### EXERCISE
Would you count the lines of the listing that carry the word "author"? Give only the resulting number.

### RECORD SET
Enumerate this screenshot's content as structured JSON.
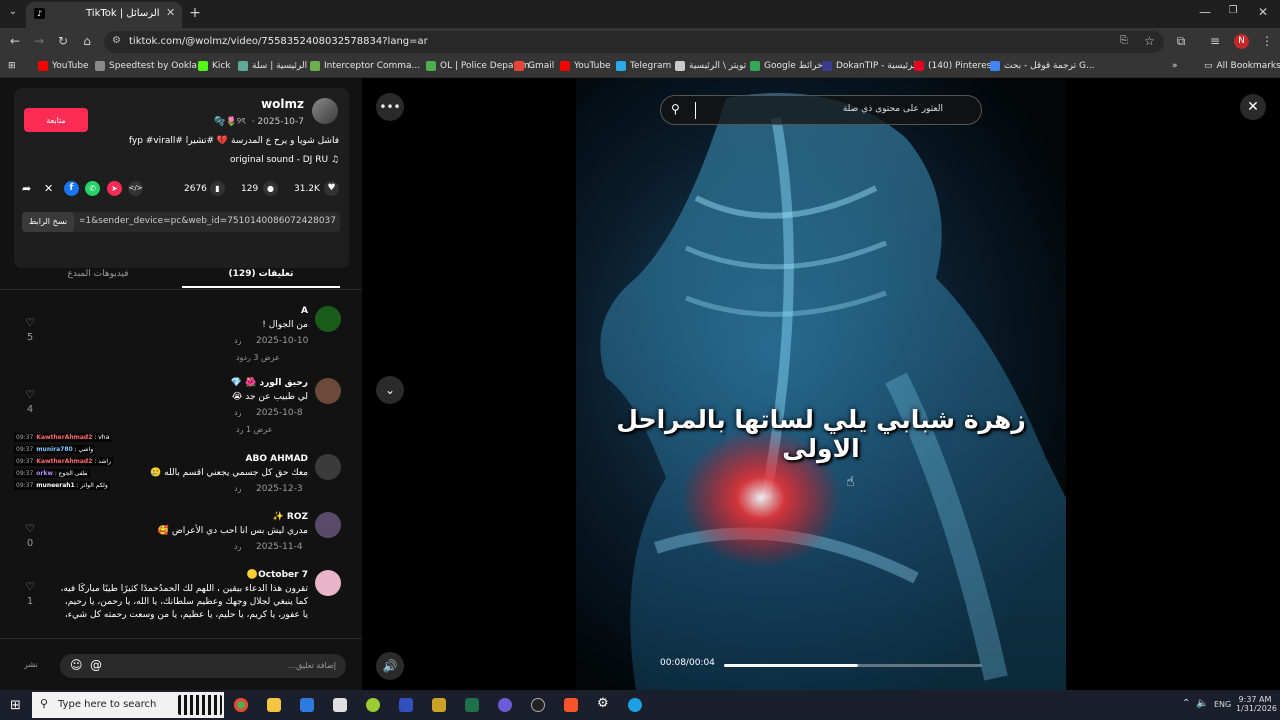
{
  "browser": {
    "tab_title": "TikTok | الرسائل",
    "url": "tiktok.com/@wolmz/video/7558352408032578834?lang=ar",
    "bookmarks": [
      {
        "label": "YouTube",
        "color": "#ff0000"
      },
      {
        "label": "Speedtest by Ookla...",
        "color": "#888888"
      },
      {
        "label": "Kick",
        "color": "#53fc18"
      },
      {
        "label": "الرئيسية | سلة",
        "color": "#5fa89a"
      },
      {
        "label": "Interceptor Comma...",
        "color": "#6ab04c"
      },
      {
        "label": "OL | Police Departm...",
        "color": "#4caf50"
      },
      {
        "label": "Gmail",
        "color": "#ea4335"
      },
      {
        "label": "YouTube",
        "color": "#ff0000"
      },
      {
        "label": "Telegram",
        "color": "#2aabee"
      },
      {
        "label": "تويتر \\ الرئيسية",
        "color": "#cccccc"
      },
      {
        "label": "Google خرائط",
        "color": "#34a853"
      },
      {
        "label": "DokanTIP - الرئيسية",
        "color": "#3b3b8f"
      },
      {
        "label": "(140) Pinterest",
        "color": "#e60023"
      },
      {
        "label": "ترجمة قوقل - بحث G...",
        "color": "#4285f4"
      }
    ],
    "all_bookmarks": "All Bookmarks",
    "profile_initial": "N"
  },
  "post": {
    "username": "wolmz",
    "display_line": "2025-10-7 · ⁦🌷୨ৎ ⁩🫧",
    "follow_label": "متابعة",
    "caption": "فاشل شويا و يرح ع المدرسة 💔 #تشيرا #fyp #virall",
    "sound": "original sound - DJ RU",
    "stats": {
      "likes": "31.2K",
      "comments": "129",
      "saves": "2676"
    },
    "link_text": "p=1&sender_device=pc&web_id=7510140086072428037...",
    "copy_link": "نسخ الرابط",
    "tabs": {
      "comments": "تعليقات (129)",
      "creator_videos": "فيديوهات المبدع"
    }
  },
  "comments": [
    {
      "author": "A",
      "text": "من الجوال !",
      "date": "2025-10-10",
      "reply": "رد",
      "likes": "5",
      "more": "عرض 3 ردود",
      "avatar": "#1a5c1a"
    },
    {
      "author": "رحيق الورد 🌺 💎",
      "text": "لي طبيب عن جد 😭",
      "date": "2025-10-8",
      "reply": "رد",
      "likes": "4",
      "more": "عرض 1 رد",
      "avatar": "#6b4a3a"
    },
    {
      "author": "ABO AHMAD",
      "text": "معك حق كل جسمي يجعني اقسم بالله 🥲",
      "date": "2025-12-3",
      "reply": "رد",
      "likes": "",
      "more": "",
      "avatar": "#3a3a3a"
    },
    {
      "author": "ROZ ✨",
      "text": "مدري ليش بس انا احب دي الأعراض 🥰",
      "date": "2025-11-4",
      "reply": "رد",
      "likes": "0",
      "more": "",
      "avatar": "#5a4a6a"
    },
    {
      "author": "October 7🟡",
      "text": "تقرون هذا الدعاء بيقين ، اللهم لك الحمدُحمدًا كثيرًا طيبًا مباركًا فيه، كما ينبغي لجلال وجهك وعظيم سلطانك، يا الله، يا رحمن، يا رحيم، يا عفور، يا كريم، يا حليم، يا عظيم، يا من وسعت رحمته كل شيء، يا من بيده الخير",
      "date": "",
      "reply": "",
      "likes": "1",
      "more": "",
      "avatar": "#e8b4c8"
    }
  ],
  "overlay_chat": [
    {
      "time": "09:37",
      "user": "KawtherAhmad2",
      "msg": "vha",
      "color": "#ff6b6b"
    },
    {
      "time": "09:37",
      "user": "munira780",
      "msg": "واشي",
      "color": "#7ec8ff"
    },
    {
      "time": "09:37",
      "user": "KawtherAhmad2",
      "msg": "راشد",
      "color": "#ff6b6b"
    },
    {
      "time": "09:37",
      "user": "orkw",
      "msg": "طفى الجوع",
      "color": "#b58cff"
    },
    {
      "time": "09:37",
      "user": "muneerah1",
      "msg": "ولكم الواثر",
      "color": "#ffffff"
    }
  ],
  "comment_input": {
    "placeholder": "إضافة تعليق...",
    "post_label": "نشر"
  },
  "video": {
    "search_placeholder": "العثور على محتوى ذي صلة",
    "caption_text": "زهرة شبابي يلي لساتها بالمراحل الاولى",
    "time": "00:08/00:04",
    "progress_fraction": 0.52
  },
  "taskbar": {
    "search_placeholder": "Type here to search",
    "lang": "ENG",
    "time": "9:37 AM",
    "date": "1/31/2026"
  }
}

### FINISHED TASK
5